## start Records for processing
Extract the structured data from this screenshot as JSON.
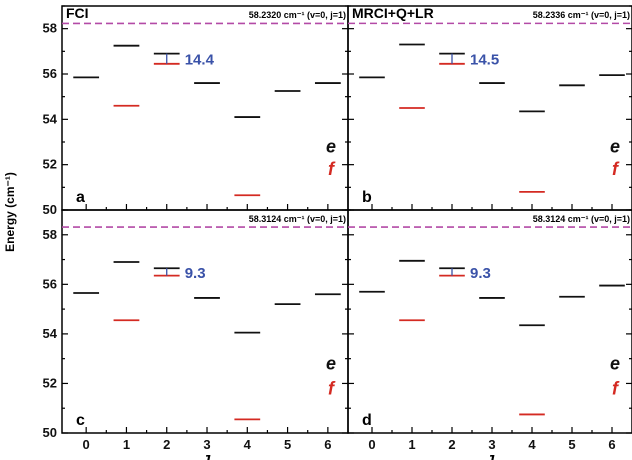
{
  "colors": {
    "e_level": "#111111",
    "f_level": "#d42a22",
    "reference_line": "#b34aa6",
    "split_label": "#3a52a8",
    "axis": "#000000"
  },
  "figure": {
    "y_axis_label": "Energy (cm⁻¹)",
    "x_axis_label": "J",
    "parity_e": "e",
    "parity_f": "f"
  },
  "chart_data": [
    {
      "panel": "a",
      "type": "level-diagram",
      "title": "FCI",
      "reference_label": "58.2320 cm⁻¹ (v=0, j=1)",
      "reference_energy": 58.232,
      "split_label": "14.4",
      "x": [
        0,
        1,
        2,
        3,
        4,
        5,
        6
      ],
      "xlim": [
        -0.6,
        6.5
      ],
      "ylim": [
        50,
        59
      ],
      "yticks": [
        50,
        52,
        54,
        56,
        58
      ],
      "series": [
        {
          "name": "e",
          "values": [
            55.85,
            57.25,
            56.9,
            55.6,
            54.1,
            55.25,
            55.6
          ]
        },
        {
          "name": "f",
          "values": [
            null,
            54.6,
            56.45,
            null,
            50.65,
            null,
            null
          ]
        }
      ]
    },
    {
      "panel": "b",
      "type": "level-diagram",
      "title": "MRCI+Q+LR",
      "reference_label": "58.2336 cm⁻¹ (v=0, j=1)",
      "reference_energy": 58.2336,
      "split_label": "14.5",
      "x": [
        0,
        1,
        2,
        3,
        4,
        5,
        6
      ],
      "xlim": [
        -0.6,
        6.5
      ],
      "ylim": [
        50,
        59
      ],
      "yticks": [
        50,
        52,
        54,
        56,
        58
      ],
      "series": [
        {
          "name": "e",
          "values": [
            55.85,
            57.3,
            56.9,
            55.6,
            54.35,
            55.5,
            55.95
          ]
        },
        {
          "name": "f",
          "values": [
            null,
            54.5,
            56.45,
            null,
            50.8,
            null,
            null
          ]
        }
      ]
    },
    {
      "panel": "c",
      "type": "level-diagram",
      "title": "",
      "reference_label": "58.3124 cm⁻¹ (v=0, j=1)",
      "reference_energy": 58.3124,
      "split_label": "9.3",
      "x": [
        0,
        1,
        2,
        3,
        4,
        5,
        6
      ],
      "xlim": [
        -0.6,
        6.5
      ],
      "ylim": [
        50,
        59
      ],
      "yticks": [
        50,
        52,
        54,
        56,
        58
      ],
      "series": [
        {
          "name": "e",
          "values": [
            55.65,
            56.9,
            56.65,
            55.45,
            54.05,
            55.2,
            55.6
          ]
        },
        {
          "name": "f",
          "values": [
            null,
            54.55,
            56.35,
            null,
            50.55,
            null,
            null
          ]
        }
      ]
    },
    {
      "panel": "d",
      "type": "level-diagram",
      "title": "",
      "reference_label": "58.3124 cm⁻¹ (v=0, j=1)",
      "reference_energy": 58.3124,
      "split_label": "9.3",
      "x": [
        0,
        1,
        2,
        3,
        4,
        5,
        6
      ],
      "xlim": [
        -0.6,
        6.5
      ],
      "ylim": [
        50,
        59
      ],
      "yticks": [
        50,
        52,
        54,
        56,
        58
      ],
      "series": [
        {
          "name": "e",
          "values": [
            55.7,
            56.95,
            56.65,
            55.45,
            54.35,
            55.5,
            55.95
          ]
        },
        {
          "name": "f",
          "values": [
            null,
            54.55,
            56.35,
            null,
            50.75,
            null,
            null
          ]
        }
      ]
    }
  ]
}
## end Records for processing
### Exercise prompt
Print all of the entries word for word. Omit the pictures they contain.

### Finished exercise
Extract the structured data from this screenshot as JSON.
{
  "colors": {
    "e_level": "#111111",
    "f_level": "#d42a22",
    "reference_line": "#b34aa6",
    "split_label": "#3a52a8",
    "axis": "#000000"
  },
  "figure": {
    "y_axis_label": "Energy (cm⁻¹)",
    "x_axis_label": "J",
    "parity_e": "e",
    "parity_f": "f"
  },
  "chart_data": [
    {
      "panel": "a",
      "type": "level-diagram",
      "title": "FCI",
      "reference_label": "58.2320 cm⁻¹ (v=0, j=1)",
      "reference_energy": 58.232,
      "split_label": "14.4",
      "x": [
        0,
        1,
        2,
        3,
        4,
        5,
        6
      ],
      "xlim": [
        -0.6,
        6.5
      ],
      "ylim": [
        50,
        59
      ],
      "yticks": [
        50,
        52,
        54,
        56,
        58
      ],
      "series": [
        {
          "name": "e",
          "values": [
            55.85,
            57.25,
            56.9,
            55.6,
            54.1,
            55.25,
            55.6
          ]
        },
        {
          "name": "f",
          "values": [
            null,
            54.6,
            56.45,
            null,
            50.65,
            null,
            null
          ]
        }
      ]
    },
    {
      "panel": "b",
      "type": "level-diagram",
      "title": "MRCI+Q+LR",
      "reference_label": "58.2336 cm⁻¹ (v=0, j=1)",
      "reference_energy": 58.2336,
      "split_label": "14.5",
      "x": [
        0,
        1,
        2,
        3,
        4,
        5,
        6
      ],
      "xlim": [
        -0.6,
        6.5
      ],
      "ylim": [
        50,
        59
      ],
      "yticks": [
        50,
        52,
        54,
        56,
        58
      ],
      "series": [
        {
          "name": "e",
          "values": [
            55.85,
            57.3,
            56.9,
            55.6,
            54.35,
            55.5,
            55.95
          ]
        },
        {
          "name": "f",
          "values": [
            null,
            54.5,
            56.45,
            null,
            50.8,
            null,
            null
          ]
        }
      ]
    },
    {
      "panel": "c",
      "type": "level-diagram",
      "title": "",
      "reference_label": "58.3124 cm⁻¹ (v=0, j=1)",
      "reference_energy": 58.3124,
      "split_label": "9.3",
      "x": [
        0,
        1,
        2,
        3,
        4,
        5,
        6
      ],
      "xlim": [
        -0.6,
        6.5
      ],
      "ylim": [
        50,
        59
      ],
      "yticks": [
        50,
        52,
        54,
        56,
        58
      ],
      "series": [
        {
          "name": "e",
          "values": [
            55.65,
            56.9,
            56.65,
            55.45,
            54.05,
            55.2,
            55.6
          ]
        },
        {
          "name": "f",
          "values": [
            null,
            54.55,
            56.35,
            null,
            50.55,
            null,
            null
          ]
        }
      ]
    },
    {
      "panel": "d",
      "type": "level-diagram",
      "title": "",
      "reference_label": "58.3124 cm⁻¹ (v=0, j=1)",
      "reference_energy": 58.3124,
      "split_label": "9.3",
      "x": [
        0,
        1,
        2,
        3,
        4,
        5,
        6
      ],
      "xlim": [
        -0.6,
        6.5
      ],
      "ylim": [
        50,
        59
      ],
      "yticks": [
        50,
        52,
        54,
        56,
        58
      ],
      "series": [
        {
          "name": "e",
          "values": [
            55.7,
            56.95,
            56.65,
            55.45,
            54.35,
            55.5,
            55.95
          ]
        },
        {
          "name": "f",
          "values": [
            null,
            54.55,
            56.35,
            null,
            50.75,
            null,
            null
          ]
        }
      ]
    }
  ]
}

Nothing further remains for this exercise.